(YOUR OBJECTIVE):
Make an exact copy of the entries, and keep any pictures out of it.

(INFORMATION PROVIDED):
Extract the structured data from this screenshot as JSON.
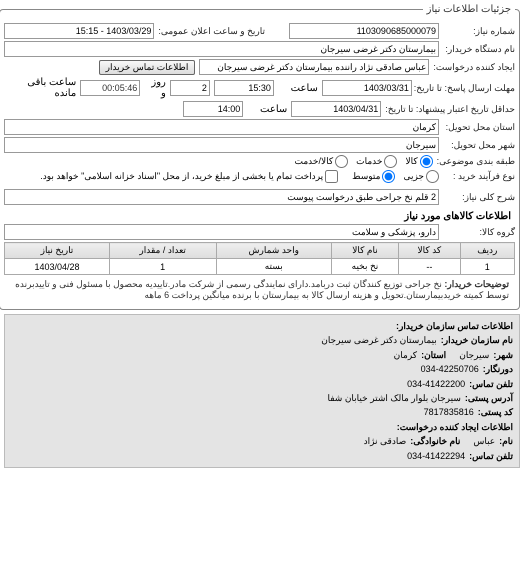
{
  "legend": "جزئیات اطلاعات نیاز",
  "fields": {
    "reqNo_label": "شماره نیاز:",
    "reqNo": "1103090685000079",
    "announceDate_label": "تاریخ و ساعت اعلان عمومی:",
    "announceDate": "1403/03/29 - 15:15",
    "buyerOrg_label": "نام دستگاه خریدار:",
    "buyerOrg": "بیمارستان دکتر غرضی سیرجان",
    "creator_label": "ایجاد کننده درخواست:",
    "creator": "عباس صادقی نژاد راننده بیمارستان دکتر غرضی سیرجان",
    "contactBtn": "اطلاعات تماس خریدار",
    "deadlineSend_label": "مهلت ارسال پاسخ: تا تاریخ:",
    "deadlineSend_date": "1403/03/31",
    "time_label": "ساعت",
    "deadlineSend_time": "15:30",
    "remainDays": "2",
    "day_label": "روز و",
    "remainTime": "00:05:46",
    "remain_label": "ساعت باقی مانده",
    "validity_label": "حداقل تاریخ اعتبار پیشنهاد: تا تاریخ:",
    "validity_date": "1403/04/31",
    "validity_time": "14:00",
    "province_label": "استان محل تحویل:",
    "province": "کرمان",
    "city_label": "شهر محل تحویل:",
    "city": "سیرجان",
    "budget_label": "طبقه بندی موضوعی:",
    "budget_opts": {
      "kala": "کالا",
      "khadamat": "خدمات",
      "both": "کالا/خدمت"
    },
    "process_label": "نوع فرآیند خرید :",
    "process_opts": {
      "low": "جزیی",
      "mid": "متوسط"
    },
    "process_note": "پرداخت تمام یا بخشی از مبلغ خرید، از محل \"اسناد خزانه اسلامی\" خواهد بود.",
    "desc_label": "شرح کلی نیاز:",
    "desc": "2 قلم نخ جراحی طبق درخواست پیوست",
    "goodsInfo_title": "اطلاعات کالاهای مورد نیاز",
    "goodsGroup_label": "گروه کالا:",
    "goodsGroup": "دارو، پزشکی و سلامت"
  },
  "table": {
    "headers": {
      "row": "ردیف",
      "code": "کد کالا",
      "name": "نام کالا",
      "unit": "واحد شمارش",
      "qty": "تعداد / مقدار",
      "reqDate": "تاریخ نیاز"
    },
    "rows": [
      {
        "row": "1",
        "code": "--",
        "name": "نخ بخیه",
        "unit": "بسته",
        "qty": "1",
        "reqDate": "1403/04/28"
      }
    ]
  },
  "notes": {
    "buyerNote_label": "توضیحات خریدار:",
    "buyerNote": "نخ جراحی توزیع کنندگان ثبت دربامد.دارای نمایندگی رسمی از شرکت مادر.تاییدیه محصول با مسئول فنی و تاییدبرنده توسط کمیته خریدبیمارستان.تحویل و هزینه ارسال کالا به بیمارستان با برنده میانگین پرداخت 6 ماهه"
  },
  "contact": {
    "title": "اطلاعات تماس سازمان خریدار:",
    "org_label": "نام سازمان خریدار:",
    "org": "بیمارستان دکتر غرضی سیرجان",
    "city_label": "شهر:",
    "city": "سیرجان",
    "province_label": "استان:",
    "province": "کرمان",
    "fax_label": "دورنگار:",
    "fax": "034-42250706",
    "phone_label": "تلفن تماس:",
    "phone": "034-41422200",
    "addr_label": "آدرس پستی:",
    "addr": "سیرجان بلوار مالک اشتر خیابان شفا",
    "postal_label": "کد پستی:",
    "postal": "7817835816",
    "creatorTitle": "اطلاعات ایجاد کننده درخواست:",
    "name_label": "نام:",
    "name": "عباس",
    "lastname_label": "نام خانوادگی:",
    "lastname": "صادقی نژاد",
    "cphone_label": "تلفن تماس:",
    "cphone": "034-41422294"
  }
}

(IN RESPONSE):
Extract the structured data from this screenshot as JSON.
{
  "legend": "جزئیات اطلاعات نیاز",
  "fields": {
    "reqNo_label": "شماره نیاز:",
    "reqNo": "1103090685000079",
    "announceDate_label": "تاریخ و ساعت اعلان عمومی:",
    "announceDate": "1403/03/29 - 15:15",
    "buyerOrg_label": "نام دستگاه خریدار:",
    "buyerOrg": "بیمارستان دکتر غرضی سیرجان",
    "creator_label": "ایجاد کننده درخواست:",
    "creator": "عباس صادقی نژاد راننده بیمارستان دکتر غرضی سیرجان",
    "contactBtn": "اطلاعات تماس خریدار",
    "deadlineSend_label": "مهلت ارسال پاسخ: تا تاریخ:",
    "deadlineSend_date": "1403/03/31",
    "time_label": "ساعت",
    "deadlineSend_time": "15:30",
    "remainDays": "2",
    "day_label": "روز و",
    "remainTime": "00:05:46",
    "remain_label": "ساعت باقی مانده",
    "validity_label": "حداقل تاریخ اعتبار پیشنهاد: تا تاریخ:",
    "validity_date": "1403/04/31",
    "validity_time": "14:00",
    "province_label": "استان محل تحویل:",
    "province": "کرمان",
    "city_label": "شهر محل تحویل:",
    "city": "سیرجان",
    "budget_label": "طبقه بندی موضوعی:",
    "budget_opts": {
      "kala": "کالا",
      "khadamat": "خدمات",
      "both": "کالا/خدمت"
    },
    "process_label": "نوع فرآیند خرید :",
    "process_opts": {
      "low": "جزیی",
      "mid": "متوسط"
    },
    "process_note": "پرداخت تمام یا بخشی از مبلغ خرید، از محل \"اسناد خزانه اسلامی\" خواهد بود.",
    "desc_label": "شرح کلی نیاز:",
    "desc": "2 قلم نخ جراحی طبق درخواست پیوست",
    "goodsInfo_title": "اطلاعات کالاهای مورد نیاز",
    "goodsGroup_label": "گروه کالا:",
    "goodsGroup": "دارو، پزشکی و سلامت"
  },
  "table": {
    "headers": {
      "row": "ردیف",
      "code": "کد کالا",
      "name": "نام کالا",
      "unit": "واحد شمارش",
      "qty": "تعداد / مقدار",
      "reqDate": "تاریخ نیاز"
    },
    "rows": [
      {
        "row": "1",
        "code": "--",
        "name": "نخ بخیه",
        "unit": "بسته",
        "qty": "1",
        "reqDate": "1403/04/28"
      }
    ]
  },
  "notes": {
    "buyerNote_label": "توضیحات خریدار:",
    "buyerNote": "نخ جراحی توزیع کنندگان ثبت دربامد.دارای نمایندگی رسمی از شرکت مادر.تاییدیه محصول با مسئول فنی و تاییدبرنده توسط کمیته خریدبیمارستان.تحویل و هزینه ارسال کالا به بیمارستان با برنده میانگین پرداخت 6 ماهه"
  },
  "contact": {
    "title": "اطلاعات تماس سازمان خریدار:",
    "org_label": "نام سازمان خریدار:",
    "org": "بیمارستان دکتر غرضی سیرجان",
    "city_label": "شهر:",
    "city": "سیرجان",
    "province_label": "استان:",
    "province": "کرمان",
    "fax_label": "دورنگار:",
    "fax": "034-42250706",
    "phone_label": "تلفن تماس:",
    "phone": "034-41422200",
    "addr_label": "آدرس پستی:",
    "addr": "سیرجان بلوار مالک اشتر خیابان شفا",
    "postal_label": "کد پستی:",
    "postal": "7817835816",
    "creatorTitle": "اطلاعات ایجاد کننده درخواست:",
    "name_label": "نام:",
    "name": "عباس",
    "lastname_label": "نام خانوادگی:",
    "lastname": "صادقی نژاد",
    "cphone_label": "تلفن تماس:",
    "cphone": "034-41422294"
  }
}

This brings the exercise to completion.